**Problem statement:** Check each line of the listing, and copy it if it contains the word "Correction".

**Data for this exercise:**
<<<<

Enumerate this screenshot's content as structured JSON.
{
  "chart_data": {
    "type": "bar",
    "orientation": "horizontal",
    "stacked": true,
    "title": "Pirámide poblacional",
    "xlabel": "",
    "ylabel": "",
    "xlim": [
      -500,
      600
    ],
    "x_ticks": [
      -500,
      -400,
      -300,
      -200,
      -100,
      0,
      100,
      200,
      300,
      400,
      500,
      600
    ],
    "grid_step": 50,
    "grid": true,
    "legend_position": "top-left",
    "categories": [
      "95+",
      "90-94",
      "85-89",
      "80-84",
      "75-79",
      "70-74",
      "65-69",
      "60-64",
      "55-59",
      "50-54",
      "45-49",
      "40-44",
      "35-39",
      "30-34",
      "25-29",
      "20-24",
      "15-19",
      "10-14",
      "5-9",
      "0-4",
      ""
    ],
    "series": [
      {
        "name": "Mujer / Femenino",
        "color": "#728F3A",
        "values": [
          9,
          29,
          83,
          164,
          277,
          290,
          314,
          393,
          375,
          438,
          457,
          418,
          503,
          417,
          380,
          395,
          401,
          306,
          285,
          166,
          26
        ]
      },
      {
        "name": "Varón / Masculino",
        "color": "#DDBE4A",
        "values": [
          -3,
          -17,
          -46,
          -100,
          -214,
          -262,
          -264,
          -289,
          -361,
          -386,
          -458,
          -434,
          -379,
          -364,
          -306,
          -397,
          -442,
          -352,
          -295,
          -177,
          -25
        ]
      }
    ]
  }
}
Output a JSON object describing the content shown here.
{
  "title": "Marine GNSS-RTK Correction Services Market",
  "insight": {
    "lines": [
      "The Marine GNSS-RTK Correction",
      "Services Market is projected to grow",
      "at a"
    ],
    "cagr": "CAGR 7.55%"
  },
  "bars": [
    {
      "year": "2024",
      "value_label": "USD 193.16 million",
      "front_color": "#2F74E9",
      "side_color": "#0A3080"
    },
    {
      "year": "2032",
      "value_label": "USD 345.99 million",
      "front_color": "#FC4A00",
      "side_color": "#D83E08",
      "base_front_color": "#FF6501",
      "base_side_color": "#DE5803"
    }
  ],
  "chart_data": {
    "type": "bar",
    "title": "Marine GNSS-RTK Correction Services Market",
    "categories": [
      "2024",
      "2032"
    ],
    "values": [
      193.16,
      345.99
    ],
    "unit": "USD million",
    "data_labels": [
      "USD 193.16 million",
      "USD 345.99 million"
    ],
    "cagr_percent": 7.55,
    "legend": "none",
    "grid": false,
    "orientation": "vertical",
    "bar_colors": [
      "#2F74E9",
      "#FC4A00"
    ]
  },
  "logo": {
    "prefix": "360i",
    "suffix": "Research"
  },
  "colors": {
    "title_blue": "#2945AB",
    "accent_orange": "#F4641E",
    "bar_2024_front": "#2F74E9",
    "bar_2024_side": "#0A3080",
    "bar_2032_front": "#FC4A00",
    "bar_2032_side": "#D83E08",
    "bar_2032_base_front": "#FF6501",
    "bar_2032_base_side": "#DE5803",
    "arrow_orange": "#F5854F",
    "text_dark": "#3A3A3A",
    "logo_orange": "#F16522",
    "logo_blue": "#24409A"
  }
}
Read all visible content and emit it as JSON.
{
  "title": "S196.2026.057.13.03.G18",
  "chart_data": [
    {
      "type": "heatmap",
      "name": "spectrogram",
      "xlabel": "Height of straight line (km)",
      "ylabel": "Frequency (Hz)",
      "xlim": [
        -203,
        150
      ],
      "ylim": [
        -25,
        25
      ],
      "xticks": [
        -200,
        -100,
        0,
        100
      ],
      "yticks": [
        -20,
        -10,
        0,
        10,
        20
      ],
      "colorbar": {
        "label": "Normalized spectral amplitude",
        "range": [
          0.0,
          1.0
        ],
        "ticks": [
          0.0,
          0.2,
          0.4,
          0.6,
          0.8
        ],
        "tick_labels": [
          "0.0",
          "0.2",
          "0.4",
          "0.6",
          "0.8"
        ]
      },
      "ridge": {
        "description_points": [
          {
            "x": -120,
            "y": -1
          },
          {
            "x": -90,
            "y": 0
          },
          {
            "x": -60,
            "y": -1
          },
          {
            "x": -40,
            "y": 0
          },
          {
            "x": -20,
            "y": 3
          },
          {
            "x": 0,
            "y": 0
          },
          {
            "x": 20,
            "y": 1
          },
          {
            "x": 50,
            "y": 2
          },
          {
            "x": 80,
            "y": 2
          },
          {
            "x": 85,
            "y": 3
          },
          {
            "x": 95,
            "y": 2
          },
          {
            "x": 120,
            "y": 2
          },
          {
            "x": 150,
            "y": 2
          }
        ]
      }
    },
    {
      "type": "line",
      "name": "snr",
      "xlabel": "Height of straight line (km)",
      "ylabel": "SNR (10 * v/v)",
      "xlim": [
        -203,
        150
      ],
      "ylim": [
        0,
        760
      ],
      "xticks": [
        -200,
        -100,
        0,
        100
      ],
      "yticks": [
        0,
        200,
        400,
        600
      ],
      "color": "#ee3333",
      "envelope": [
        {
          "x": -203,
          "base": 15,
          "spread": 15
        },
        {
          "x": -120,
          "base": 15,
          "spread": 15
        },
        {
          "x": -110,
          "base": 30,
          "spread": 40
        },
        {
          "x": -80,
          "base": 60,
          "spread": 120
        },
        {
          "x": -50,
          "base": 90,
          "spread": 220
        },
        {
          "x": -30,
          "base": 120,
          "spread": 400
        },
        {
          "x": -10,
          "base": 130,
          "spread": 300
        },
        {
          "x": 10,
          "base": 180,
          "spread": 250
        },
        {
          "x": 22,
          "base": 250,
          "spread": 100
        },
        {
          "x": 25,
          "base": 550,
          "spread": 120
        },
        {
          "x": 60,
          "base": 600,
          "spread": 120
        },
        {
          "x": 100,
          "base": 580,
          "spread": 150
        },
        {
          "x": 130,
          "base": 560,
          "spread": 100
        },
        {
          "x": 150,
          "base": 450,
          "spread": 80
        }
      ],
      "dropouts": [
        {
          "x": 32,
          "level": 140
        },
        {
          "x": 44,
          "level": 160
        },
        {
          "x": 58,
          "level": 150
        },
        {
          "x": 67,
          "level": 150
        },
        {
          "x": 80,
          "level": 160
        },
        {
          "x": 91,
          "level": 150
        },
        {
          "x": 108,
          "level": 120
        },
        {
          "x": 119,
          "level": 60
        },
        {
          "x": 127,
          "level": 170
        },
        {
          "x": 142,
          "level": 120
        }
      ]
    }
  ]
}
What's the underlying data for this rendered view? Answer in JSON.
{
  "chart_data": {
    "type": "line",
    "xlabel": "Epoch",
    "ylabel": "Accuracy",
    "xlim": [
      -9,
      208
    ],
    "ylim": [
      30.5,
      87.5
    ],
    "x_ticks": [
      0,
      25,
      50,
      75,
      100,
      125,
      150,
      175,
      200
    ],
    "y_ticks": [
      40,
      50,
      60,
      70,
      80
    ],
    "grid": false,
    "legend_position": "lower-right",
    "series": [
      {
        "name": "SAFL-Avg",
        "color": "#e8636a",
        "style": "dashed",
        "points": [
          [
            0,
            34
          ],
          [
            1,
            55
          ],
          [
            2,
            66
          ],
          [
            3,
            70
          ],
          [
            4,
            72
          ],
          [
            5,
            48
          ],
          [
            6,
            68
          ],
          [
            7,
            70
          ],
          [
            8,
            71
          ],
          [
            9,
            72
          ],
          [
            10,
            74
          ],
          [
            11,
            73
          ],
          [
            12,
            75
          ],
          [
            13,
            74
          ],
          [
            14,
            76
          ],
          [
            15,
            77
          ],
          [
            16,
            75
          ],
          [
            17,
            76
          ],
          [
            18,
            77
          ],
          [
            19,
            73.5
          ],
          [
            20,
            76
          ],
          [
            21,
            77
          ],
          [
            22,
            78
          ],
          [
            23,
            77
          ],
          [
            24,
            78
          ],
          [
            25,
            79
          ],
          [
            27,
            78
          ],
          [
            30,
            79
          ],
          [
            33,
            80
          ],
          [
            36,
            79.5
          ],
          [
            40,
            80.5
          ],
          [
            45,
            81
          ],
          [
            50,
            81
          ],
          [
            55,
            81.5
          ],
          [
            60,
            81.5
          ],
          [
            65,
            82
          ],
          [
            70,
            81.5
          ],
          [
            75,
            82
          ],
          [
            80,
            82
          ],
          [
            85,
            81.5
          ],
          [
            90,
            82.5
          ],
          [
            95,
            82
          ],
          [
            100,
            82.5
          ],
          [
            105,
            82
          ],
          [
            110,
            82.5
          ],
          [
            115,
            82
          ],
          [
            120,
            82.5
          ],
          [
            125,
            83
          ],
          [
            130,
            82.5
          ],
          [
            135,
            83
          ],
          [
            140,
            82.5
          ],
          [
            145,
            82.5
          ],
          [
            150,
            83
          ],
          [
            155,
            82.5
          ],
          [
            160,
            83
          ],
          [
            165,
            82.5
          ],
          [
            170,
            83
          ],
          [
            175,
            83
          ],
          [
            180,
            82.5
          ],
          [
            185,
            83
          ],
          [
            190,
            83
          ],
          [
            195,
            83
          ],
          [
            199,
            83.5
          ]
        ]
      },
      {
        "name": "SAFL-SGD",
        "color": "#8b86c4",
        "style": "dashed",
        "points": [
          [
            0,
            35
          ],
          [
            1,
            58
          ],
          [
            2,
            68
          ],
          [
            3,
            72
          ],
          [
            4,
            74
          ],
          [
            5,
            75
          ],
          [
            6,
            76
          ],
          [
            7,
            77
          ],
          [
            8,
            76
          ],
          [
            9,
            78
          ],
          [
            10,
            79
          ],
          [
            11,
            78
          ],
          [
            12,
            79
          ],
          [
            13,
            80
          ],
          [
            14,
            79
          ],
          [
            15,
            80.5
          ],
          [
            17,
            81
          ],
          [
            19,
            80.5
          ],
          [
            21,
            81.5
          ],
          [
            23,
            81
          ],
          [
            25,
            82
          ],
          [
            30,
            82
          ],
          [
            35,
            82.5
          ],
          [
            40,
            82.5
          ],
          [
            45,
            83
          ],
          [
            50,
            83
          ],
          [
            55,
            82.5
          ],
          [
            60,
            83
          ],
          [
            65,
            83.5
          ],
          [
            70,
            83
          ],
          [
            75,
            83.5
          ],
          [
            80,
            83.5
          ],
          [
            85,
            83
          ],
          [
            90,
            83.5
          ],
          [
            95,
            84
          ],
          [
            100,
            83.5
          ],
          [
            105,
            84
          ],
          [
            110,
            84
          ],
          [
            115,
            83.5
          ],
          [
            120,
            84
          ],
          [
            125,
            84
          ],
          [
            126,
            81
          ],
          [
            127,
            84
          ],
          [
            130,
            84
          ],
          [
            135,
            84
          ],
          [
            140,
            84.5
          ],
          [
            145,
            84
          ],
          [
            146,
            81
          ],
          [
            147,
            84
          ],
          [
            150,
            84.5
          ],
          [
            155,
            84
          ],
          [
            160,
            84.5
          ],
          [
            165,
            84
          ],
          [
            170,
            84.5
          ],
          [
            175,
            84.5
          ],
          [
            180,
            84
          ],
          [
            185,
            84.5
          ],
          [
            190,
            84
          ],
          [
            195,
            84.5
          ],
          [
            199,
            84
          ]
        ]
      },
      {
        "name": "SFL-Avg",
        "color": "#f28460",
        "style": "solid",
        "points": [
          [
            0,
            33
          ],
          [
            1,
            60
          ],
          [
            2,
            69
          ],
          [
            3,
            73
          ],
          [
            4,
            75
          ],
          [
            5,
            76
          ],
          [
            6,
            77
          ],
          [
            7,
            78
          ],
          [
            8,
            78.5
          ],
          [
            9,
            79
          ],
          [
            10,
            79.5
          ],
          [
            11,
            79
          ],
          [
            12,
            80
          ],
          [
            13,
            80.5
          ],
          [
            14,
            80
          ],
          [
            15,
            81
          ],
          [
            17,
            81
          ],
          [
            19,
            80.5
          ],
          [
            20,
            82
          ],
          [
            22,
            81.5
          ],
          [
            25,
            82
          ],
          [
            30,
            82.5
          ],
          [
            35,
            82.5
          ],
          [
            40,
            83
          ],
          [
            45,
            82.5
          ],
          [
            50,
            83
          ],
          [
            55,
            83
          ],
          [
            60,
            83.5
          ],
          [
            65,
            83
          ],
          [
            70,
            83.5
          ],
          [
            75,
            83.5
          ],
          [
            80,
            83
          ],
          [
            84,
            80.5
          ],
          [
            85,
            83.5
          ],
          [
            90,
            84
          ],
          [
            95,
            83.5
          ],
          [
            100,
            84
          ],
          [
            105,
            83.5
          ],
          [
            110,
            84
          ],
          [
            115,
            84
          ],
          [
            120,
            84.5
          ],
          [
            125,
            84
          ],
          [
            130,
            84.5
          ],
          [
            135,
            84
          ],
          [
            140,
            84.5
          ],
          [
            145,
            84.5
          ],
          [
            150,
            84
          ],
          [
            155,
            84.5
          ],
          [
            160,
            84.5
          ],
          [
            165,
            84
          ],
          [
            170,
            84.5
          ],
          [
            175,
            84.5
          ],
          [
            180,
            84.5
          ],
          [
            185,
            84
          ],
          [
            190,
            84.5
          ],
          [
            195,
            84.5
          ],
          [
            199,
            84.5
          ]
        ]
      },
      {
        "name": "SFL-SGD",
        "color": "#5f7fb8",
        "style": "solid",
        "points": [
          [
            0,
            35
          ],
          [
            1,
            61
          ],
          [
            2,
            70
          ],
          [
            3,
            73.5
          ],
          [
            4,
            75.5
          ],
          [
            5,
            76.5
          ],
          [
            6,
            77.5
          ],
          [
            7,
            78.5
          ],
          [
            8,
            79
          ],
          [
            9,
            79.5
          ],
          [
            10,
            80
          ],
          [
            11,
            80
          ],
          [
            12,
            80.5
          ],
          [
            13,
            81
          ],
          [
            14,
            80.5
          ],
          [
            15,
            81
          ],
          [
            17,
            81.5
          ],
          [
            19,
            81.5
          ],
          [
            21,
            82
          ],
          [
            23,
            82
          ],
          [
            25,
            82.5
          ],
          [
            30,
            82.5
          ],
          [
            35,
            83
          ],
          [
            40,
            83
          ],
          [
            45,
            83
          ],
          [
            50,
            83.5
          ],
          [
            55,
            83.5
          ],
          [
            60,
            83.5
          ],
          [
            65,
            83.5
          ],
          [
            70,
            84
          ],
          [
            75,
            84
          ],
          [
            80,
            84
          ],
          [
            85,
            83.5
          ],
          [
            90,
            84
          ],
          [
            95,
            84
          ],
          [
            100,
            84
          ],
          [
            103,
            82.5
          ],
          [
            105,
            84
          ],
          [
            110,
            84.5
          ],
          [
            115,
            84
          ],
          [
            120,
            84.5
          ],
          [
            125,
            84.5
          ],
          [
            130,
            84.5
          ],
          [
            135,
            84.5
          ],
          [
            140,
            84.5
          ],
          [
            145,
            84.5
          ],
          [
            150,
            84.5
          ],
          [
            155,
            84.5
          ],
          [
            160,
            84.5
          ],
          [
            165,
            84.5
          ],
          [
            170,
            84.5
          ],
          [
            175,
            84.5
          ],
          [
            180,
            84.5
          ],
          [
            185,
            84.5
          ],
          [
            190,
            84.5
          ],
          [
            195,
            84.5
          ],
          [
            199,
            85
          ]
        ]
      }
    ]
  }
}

>>>>

**Task response:**
  "title": "Marine GNSS-RTK Correction Services Market",
      "The Marine GNSS-RTK Correction",
    "title": "Marine GNSS-RTK Correction Services Market",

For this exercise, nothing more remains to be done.